-- WHAT YOU NEED TO DO --
Every line below that mentions the word "name" should be copied out.

Data records:
***
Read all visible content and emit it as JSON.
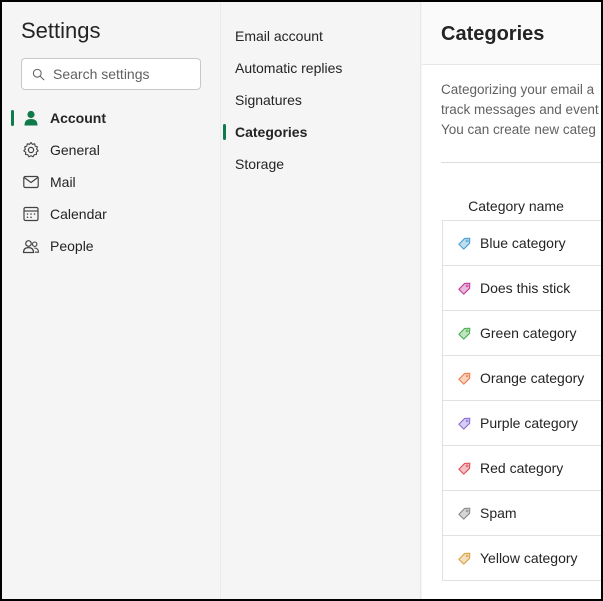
{
  "settings": {
    "title": "Settings",
    "search_placeholder": "Search settings"
  },
  "nav": [
    {
      "label": "Account",
      "icon": "person-icon",
      "active": true
    },
    {
      "label": "General",
      "icon": "gear-icon",
      "active": false
    },
    {
      "label": "Mail",
      "icon": "mail-icon",
      "active": false
    },
    {
      "label": "Calendar",
      "icon": "calendar-icon",
      "active": false
    },
    {
      "label": "People",
      "icon": "people-icon",
      "active": false
    }
  ],
  "subnav": [
    {
      "label": "Email account",
      "active": false
    },
    {
      "label": "Automatic replies",
      "active": false
    },
    {
      "label": "Signatures",
      "active": false
    },
    {
      "label": "Categories",
      "active": true
    },
    {
      "label": "Storage",
      "active": false
    }
  ],
  "panel": {
    "title": "Categories",
    "description_lines": [
      "Categorizing your email a",
      "track messages and event",
      "You can create new categ"
    ],
    "column_header": "Category name"
  },
  "categories": [
    {
      "label": "Blue category",
      "color": "#4a9fd5"
    },
    {
      "label": "Does this stick",
      "color": "#c23a9a"
    },
    {
      "label": "Green category",
      "color": "#4caf50"
    },
    {
      "label": "Orange category",
      "color": "#e8804a"
    },
    {
      "label": "Purple category",
      "color": "#8b6fd6"
    },
    {
      "label": "Red category",
      "color": "#e0505a"
    },
    {
      "label": "Spam",
      "color": "#8a8a8a"
    },
    {
      "label": "Yellow category",
      "color": "#d9a444"
    }
  ],
  "colors": {
    "accent": "#0f7b4a"
  }
}
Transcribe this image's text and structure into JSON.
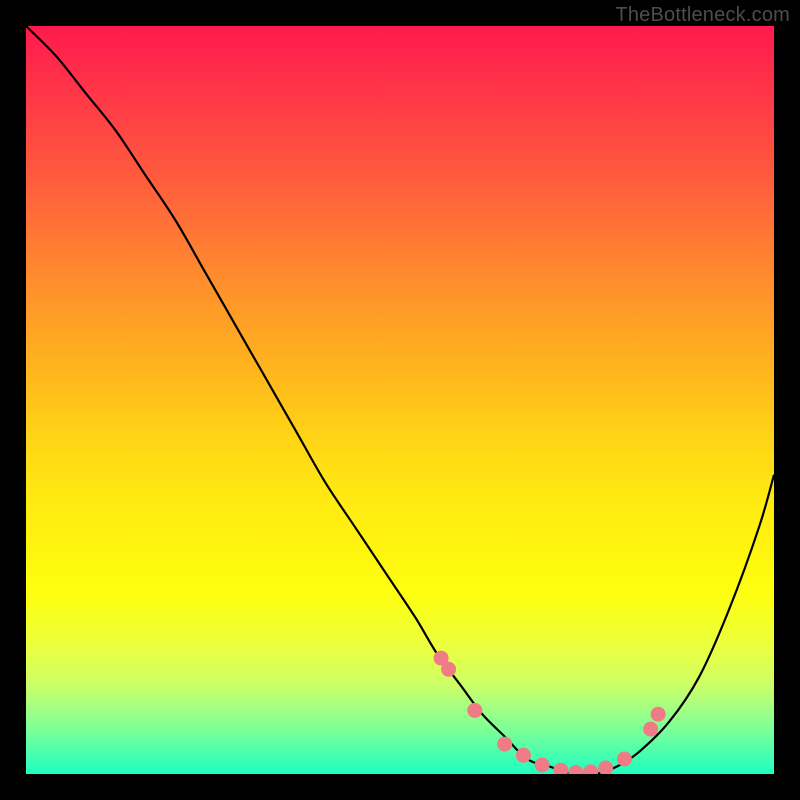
{
  "attribution": "TheBottleneck.com",
  "colors": {
    "curve_stroke": "#000000",
    "marker_fill": "#ef7b87",
    "marker_stroke": "#ef7b87",
    "frame": "#000000"
  },
  "chart_data": {
    "type": "line",
    "title": "",
    "xlabel": "",
    "ylabel": "",
    "xlim": [
      0,
      100
    ],
    "ylim": [
      0,
      100
    ],
    "series": [
      {
        "name": "bottleneck-curve",
        "x": [
          0,
          4,
          8,
          12,
          16,
          20,
          24,
          28,
          32,
          36,
          40,
          44,
          48,
          52,
          55,
          58,
          61,
          64,
          67,
          70,
          73,
          76,
          79,
          82,
          86,
          90,
          94,
          98,
          100
        ],
        "y": [
          100,
          96,
          91,
          86,
          80,
          74,
          67,
          60,
          53,
          46,
          39,
          33,
          27,
          21,
          16,
          12,
          8,
          5,
          2,
          1,
          0,
          0,
          1,
          3,
          7,
          13,
          22,
          33,
          40
        ]
      }
    ],
    "markers": {
      "name": "highlight-dots",
      "x": [
        55.5,
        56.5,
        60.0,
        64.0,
        66.5,
        69.0,
        71.5,
        73.5,
        75.5,
        77.5,
        80.0,
        83.5,
        84.5
      ],
      "y": [
        15.5,
        14.0,
        8.5,
        4.0,
        2.5,
        1.2,
        0.5,
        0.2,
        0.3,
        0.8,
        2.0,
        6.0,
        8.0
      ]
    }
  }
}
***
-- OUTPUT FOR THIS EXERCISE --
    "column_header": "Category name"
        "name": "bottleneck-curve",
      "name": "highlight-dots",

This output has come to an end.